> [Uraian Tugas]:
Salin ulang setiap baris dari seluruh catatan di bawah ini tanpa perubahan apa pun, tetapi jangan sertakan gambar dalam jawaban Anda.

> [Kumpulan Data]:
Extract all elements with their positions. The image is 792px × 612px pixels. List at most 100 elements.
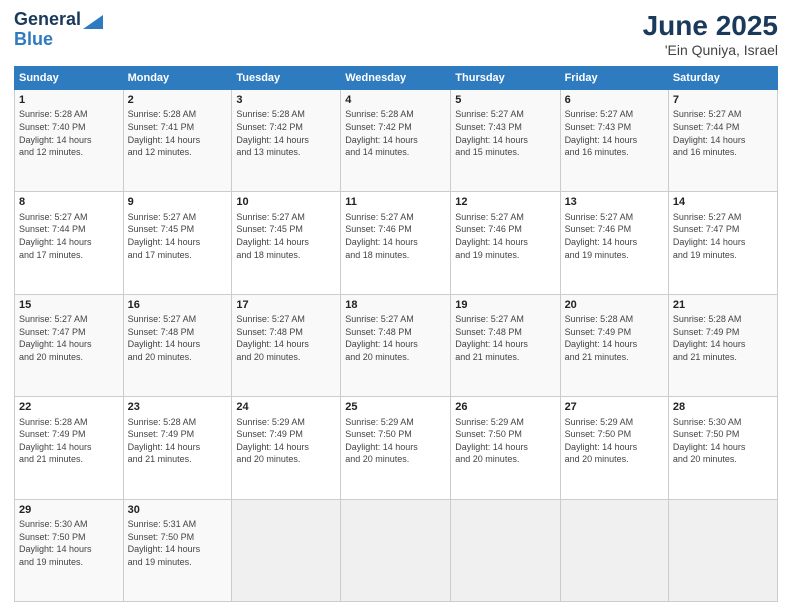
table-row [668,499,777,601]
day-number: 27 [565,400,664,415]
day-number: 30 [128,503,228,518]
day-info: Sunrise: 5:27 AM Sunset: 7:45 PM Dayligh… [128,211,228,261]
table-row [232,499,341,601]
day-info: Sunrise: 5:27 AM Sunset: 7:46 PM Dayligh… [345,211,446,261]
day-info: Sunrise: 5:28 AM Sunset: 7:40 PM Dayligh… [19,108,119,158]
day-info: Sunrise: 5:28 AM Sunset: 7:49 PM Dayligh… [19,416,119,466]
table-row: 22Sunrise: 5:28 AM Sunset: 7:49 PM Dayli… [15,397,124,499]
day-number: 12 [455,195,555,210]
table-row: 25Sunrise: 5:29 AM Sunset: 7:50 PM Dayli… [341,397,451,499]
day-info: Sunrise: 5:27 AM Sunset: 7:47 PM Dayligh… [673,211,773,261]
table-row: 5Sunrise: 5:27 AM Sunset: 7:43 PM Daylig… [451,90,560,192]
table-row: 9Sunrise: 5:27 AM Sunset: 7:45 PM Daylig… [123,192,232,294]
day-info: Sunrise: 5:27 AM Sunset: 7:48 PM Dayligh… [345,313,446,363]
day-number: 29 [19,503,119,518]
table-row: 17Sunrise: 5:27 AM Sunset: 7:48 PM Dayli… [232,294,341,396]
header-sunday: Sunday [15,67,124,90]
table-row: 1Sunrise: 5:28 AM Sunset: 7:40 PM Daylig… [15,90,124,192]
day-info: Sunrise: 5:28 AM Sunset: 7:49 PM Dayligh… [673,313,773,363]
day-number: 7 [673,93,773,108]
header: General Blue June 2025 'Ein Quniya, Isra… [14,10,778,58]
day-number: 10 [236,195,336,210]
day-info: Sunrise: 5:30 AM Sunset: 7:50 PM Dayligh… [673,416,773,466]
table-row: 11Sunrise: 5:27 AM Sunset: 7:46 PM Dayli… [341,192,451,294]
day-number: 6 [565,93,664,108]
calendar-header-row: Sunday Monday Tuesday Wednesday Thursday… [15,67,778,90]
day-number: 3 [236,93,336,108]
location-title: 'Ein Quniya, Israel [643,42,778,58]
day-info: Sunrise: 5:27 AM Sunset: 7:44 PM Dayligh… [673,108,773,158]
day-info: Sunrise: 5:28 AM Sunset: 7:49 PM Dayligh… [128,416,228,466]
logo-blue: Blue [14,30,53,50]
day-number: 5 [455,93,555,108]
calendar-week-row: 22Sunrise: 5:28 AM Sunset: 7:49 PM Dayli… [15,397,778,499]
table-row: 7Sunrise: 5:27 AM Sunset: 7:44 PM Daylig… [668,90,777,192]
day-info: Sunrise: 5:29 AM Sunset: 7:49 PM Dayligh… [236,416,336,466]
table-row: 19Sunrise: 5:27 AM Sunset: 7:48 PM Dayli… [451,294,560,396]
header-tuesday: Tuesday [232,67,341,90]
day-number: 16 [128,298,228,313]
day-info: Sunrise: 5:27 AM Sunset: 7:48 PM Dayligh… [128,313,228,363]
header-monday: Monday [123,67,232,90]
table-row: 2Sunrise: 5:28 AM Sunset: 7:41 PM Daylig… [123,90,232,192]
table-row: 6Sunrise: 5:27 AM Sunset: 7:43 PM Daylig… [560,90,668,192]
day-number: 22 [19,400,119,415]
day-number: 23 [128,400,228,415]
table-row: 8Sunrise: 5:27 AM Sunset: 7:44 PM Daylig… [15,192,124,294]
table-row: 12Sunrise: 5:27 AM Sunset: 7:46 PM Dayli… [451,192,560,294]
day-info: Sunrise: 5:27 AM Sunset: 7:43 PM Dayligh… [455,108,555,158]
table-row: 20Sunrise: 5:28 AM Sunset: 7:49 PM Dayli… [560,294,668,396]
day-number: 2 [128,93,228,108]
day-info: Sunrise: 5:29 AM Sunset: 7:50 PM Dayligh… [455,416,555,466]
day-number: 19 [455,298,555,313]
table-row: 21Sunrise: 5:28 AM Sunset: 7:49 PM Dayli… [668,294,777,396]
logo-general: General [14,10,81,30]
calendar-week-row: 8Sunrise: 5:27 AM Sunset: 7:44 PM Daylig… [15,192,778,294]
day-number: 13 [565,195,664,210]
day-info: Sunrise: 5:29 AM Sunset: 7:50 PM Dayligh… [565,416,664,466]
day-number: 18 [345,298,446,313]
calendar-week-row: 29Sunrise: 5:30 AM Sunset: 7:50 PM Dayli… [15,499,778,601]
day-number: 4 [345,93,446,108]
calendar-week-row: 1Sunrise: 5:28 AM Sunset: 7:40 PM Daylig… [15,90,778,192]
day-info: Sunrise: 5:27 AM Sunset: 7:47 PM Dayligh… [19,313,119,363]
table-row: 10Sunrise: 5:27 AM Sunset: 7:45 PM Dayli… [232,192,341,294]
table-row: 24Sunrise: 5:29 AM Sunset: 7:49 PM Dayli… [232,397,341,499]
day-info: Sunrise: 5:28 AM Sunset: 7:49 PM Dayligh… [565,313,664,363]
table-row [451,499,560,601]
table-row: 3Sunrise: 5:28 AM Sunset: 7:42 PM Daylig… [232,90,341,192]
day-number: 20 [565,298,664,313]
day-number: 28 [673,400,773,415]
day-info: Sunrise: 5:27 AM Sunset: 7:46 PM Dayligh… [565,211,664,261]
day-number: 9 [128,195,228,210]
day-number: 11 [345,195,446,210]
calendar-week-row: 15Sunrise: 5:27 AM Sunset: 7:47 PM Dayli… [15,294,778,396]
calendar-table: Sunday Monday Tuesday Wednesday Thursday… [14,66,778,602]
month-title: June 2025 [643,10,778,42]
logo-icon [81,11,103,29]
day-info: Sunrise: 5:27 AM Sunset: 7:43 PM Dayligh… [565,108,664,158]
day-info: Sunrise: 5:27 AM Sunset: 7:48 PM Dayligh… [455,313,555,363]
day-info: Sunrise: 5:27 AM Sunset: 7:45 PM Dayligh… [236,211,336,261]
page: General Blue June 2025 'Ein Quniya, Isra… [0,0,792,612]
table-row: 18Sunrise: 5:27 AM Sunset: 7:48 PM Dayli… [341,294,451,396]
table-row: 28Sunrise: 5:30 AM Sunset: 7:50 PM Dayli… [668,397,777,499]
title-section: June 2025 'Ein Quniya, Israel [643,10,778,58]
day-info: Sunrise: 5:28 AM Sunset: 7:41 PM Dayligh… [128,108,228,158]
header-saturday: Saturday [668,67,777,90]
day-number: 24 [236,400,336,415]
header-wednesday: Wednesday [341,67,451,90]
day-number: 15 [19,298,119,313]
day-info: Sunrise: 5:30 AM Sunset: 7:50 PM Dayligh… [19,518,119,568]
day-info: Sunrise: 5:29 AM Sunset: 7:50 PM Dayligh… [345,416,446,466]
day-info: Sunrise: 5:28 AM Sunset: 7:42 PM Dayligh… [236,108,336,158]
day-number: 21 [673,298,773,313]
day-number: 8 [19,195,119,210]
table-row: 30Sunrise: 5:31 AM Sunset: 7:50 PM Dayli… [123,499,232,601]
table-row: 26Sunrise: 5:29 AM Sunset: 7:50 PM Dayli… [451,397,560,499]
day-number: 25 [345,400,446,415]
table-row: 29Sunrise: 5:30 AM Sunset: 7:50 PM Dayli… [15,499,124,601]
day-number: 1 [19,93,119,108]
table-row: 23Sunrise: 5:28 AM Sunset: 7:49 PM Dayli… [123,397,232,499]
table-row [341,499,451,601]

> [Jawaban Tertulis]:
Extract all elements with their positions. The image is 792px × 612px pixels. List at most 100 elements.
table-row [668,499,777,601]
day-number: 27 [565,400,664,415]
day-number: 30 [128,503,228,518]
day-info: Sunrise: 5:27 AM Sunset: 7:45 PM Dayligh… [128,211,228,261]
table-row [232,499,341,601]
day-info: Sunrise: 5:27 AM Sunset: 7:46 PM Dayligh… [345,211,446,261]
day-info: Sunrise: 5:28 AM Sunset: 7:40 PM Dayligh… [19,108,119,158]
day-info: Sunrise: 5:28 AM Sunset: 7:49 PM Dayligh… [19,416,119,466]
table-row: 22Sunrise: 5:28 AM Sunset: 7:49 PM Dayli… [15,397,124,499]
day-number: 12 [455,195,555,210]
table-row: 25Sunrise: 5:29 AM Sunset: 7:50 PM Dayli… [341,397,451,499]
day-info: Sunrise: 5:27 AM Sunset: 7:47 PM Dayligh… [673,211,773,261]
table-row: 5Sunrise: 5:27 AM Sunset: 7:43 PM Daylig… [451,90,560,192]
table-row: 9Sunrise: 5:27 AM Sunset: 7:45 PM Daylig… [123,192,232,294]
day-info: Sunrise: 5:27 AM Sunset: 7:48 PM Dayligh… [345,313,446,363]
day-number: 29 [19,503,119,518]
table-row: 17Sunrise: 5:27 AM Sunset: 7:48 PM Dayli… [232,294,341,396]
header-sunday: Sunday [15,67,124,90]
table-row: 1Sunrise: 5:28 AM Sunset: 7:40 PM Daylig… [15,90,124,192]
day-info: Sunrise: 5:28 AM Sunset: 7:49 PM Dayligh… [673,313,773,363]
day-number: 7 [673,93,773,108]
header: General Blue June 2025 'Ein Quniya, Isra… [14,10,778,58]
day-number: 10 [236,195,336,210]
day-info: Sunrise: 5:30 AM Sunset: 7:50 PM Dayligh… [673,416,773,466]
table-row: 11Sunrise: 5:27 AM Sunset: 7:46 PM Dayli… [341,192,451,294]
day-number: 6 [565,93,664,108]
calendar-header-row: Sunday Monday Tuesday Wednesday Thursday… [15,67,778,90]
day-number: 3 [236,93,336,108]
location-title: 'Ein Quniya, Israel [643,42,778,58]
day-info: Sunrise: 5:27 AM Sunset: 7:44 PM Dayligh… [673,108,773,158]
day-info: Sunrise: 5:28 AM Sunset: 7:49 PM Dayligh… [128,416,228,466]
logo-blue: Blue [14,30,53,50]
day-number: 5 [455,93,555,108]
calendar-week-row: 22Sunrise: 5:28 AM Sunset: 7:49 PM Dayli… [15,397,778,499]
table-row: 7Sunrise: 5:27 AM Sunset: 7:44 PM Daylig… [668,90,777,192]
day-info: Sunrise: 5:29 AM Sunset: 7:49 PM Dayligh… [236,416,336,466]
table-row: 19Sunrise: 5:27 AM Sunset: 7:48 PM Dayli… [451,294,560,396]
header-tuesday: Tuesday [232,67,341,90]
day-number: 16 [128,298,228,313]
day-info: Sunrise: 5:27 AM Sunset: 7:48 PM Dayligh… [128,313,228,363]
header-monday: Monday [123,67,232,90]
table-row: 2Sunrise: 5:28 AM Sunset: 7:41 PM Daylig… [123,90,232,192]
table-row: 6Sunrise: 5:27 AM Sunset: 7:43 PM Daylig… [560,90,668,192]
day-number: 22 [19,400,119,415]
day-number: 23 [128,400,228,415]
table-row: 8Sunrise: 5:27 AM Sunset: 7:44 PM Daylig… [15,192,124,294]
table-row: 12Sunrise: 5:27 AM Sunset: 7:46 PM Dayli… [451,192,560,294]
day-info: Sunrise: 5:27 AM Sunset: 7:43 PM Dayligh… [455,108,555,158]
table-row: 20Sunrise: 5:28 AM Sunset: 7:49 PM Dayli… [560,294,668,396]
day-number: 2 [128,93,228,108]
day-info: Sunrise: 5:29 AM Sunset: 7:50 PM Dayligh… [455,416,555,466]
day-number: 19 [455,298,555,313]
table-row: 21Sunrise: 5:28 AM Sunset: 7:49 PM Dayli… [668,294,777,396]
logo-general: General [14,10,81,30]
calendar-week-row: 8Sunrise: 5:27 AM Sunset: 7:44 PM Daylig… [15,192,778,294]
day-number: 13 [565,195,664,210]
day-info: Sunrise: 5:29 AM Sunset: 7:50 PM Dayligh… [565,416,664,466]
day-number: 18 [345,298,446,313]
calendar-week-row: 29Sunrise: 5:30 AM Sunset: 7:50 PM Dayli… [15,499,778,601]
day-number: 4 [345,93,446,108]
calendar-week-row: 1Sunrise: 5:28 AM Sunset: 7:40 PM Daylig… [15,90,778,192]
day-info: Sunrise: 5:27 AM Sunset: 7:47 PM Dayligh… [19,313,119,363]
table-row: 10Sunrise: 5:27 AM Sunset: 7:45 PM Dayli… [232,192,341,294]
table-row: 24Sunrise: 5:29 AM Sunset: 7:49 PM Dayli… [232,397,341,499]
day-info: Sunrise: 5:28 AM Sunset: 7:49 PM Dayligh… [565,313,664,363]
table-row [451,499,560,601]
table-row: 3Sunrise: 5:28 AM Sunset: 7:42 PM Daylig… [232,90,341,192]
day-number: 20 [565,298,664,313]
day-number: 28 [673,400,773,415]
day-info: Sunrise: 5:27 AM Sunset: 7:46 PM Dayligh… [565,211,664,261]
day-number: 9 [128,195,228,210]
day-number: 11 [345,195,446,210]
calendar-week-row: 15Sunrise: 5:27 AM Sunset: 7:47 PM Dayli… [15,294,778,396]
calendar-table: Sunday Monday Tuesday Wednesday Thursday… [14,66,778,602]
month-title: June 2025 [643,10,778,42]
logo-icon [81,11,103,29]
day-info: Sunrise: 5:27 AM Sunset: 7:43 PM Dayligh… [565,108,664,158]
day-info: Sunrise: 5:27 AM Sunset: 7:48 PM Dayligh… [455,313,555,363]
day-info: Sunrise: 5:27 AM Sunset: 7:45 PM Dayligh… [236,211,336,261]
page: General Blue June 2025 'Ein Quniya, Isra… [0,0,792,612]
table-row: 18Sunrise: 5:27 AM Sunset: 7:48 PM Dayli… [341,294,451,396]
table-row: 28Sunrise: 5:30 AM Sunset: 7:50 PM Dayli… [668,397,777,499]
title-section: June 2025 'Ein Quniya, Israel [643,10,778,58]
day-info: Sunrise: 5:28 AM Sunset: 7:41 PM Dayligh… [128,108,228,158]
header-saturday: Saturday [668,67,777,90]
day-number: 24 [236,400,336,415]
header-wednesday: Wednesday [341,67,451,90]
day-number: 15 [19,298,119,313]
day-info: Sunrise: 5:30 AM Sunset: 7:50 PM Dayligh… [19,518,119,568]
day-info: Sunrise: 5:29 AM Sunset: 7:50 PM Dayligh… [345,416,446,466]
day-info: Sunrise: 5:28 AM Sunset: 7:42 PM Dayligh… [236,108,336,158]
day-number: 21 [673,298,773,313]
day-number: 8 [19,195,119,210]
table-row: 30Sunrise: 5:31 AM Sunset: 7:50 PM Dayli… [123,499,232,601]
table-row: 26Sunrise: 5:29 AM Sunset: 7:50 PM Dayli… [451,397,560,499]
day-number: 25 [345,400,446,415]
table-row: 29Sunrise: 5:30 AM Sunset: 7:50 PM Dayli… [15,499,124,601]
day-number: 1 [19,93,119,108]
table-row: 23Sunrise: 5:28 AM Sunset: 7:49 PM Dayli… [123,397,232,499]
table-row [341,499,451,601]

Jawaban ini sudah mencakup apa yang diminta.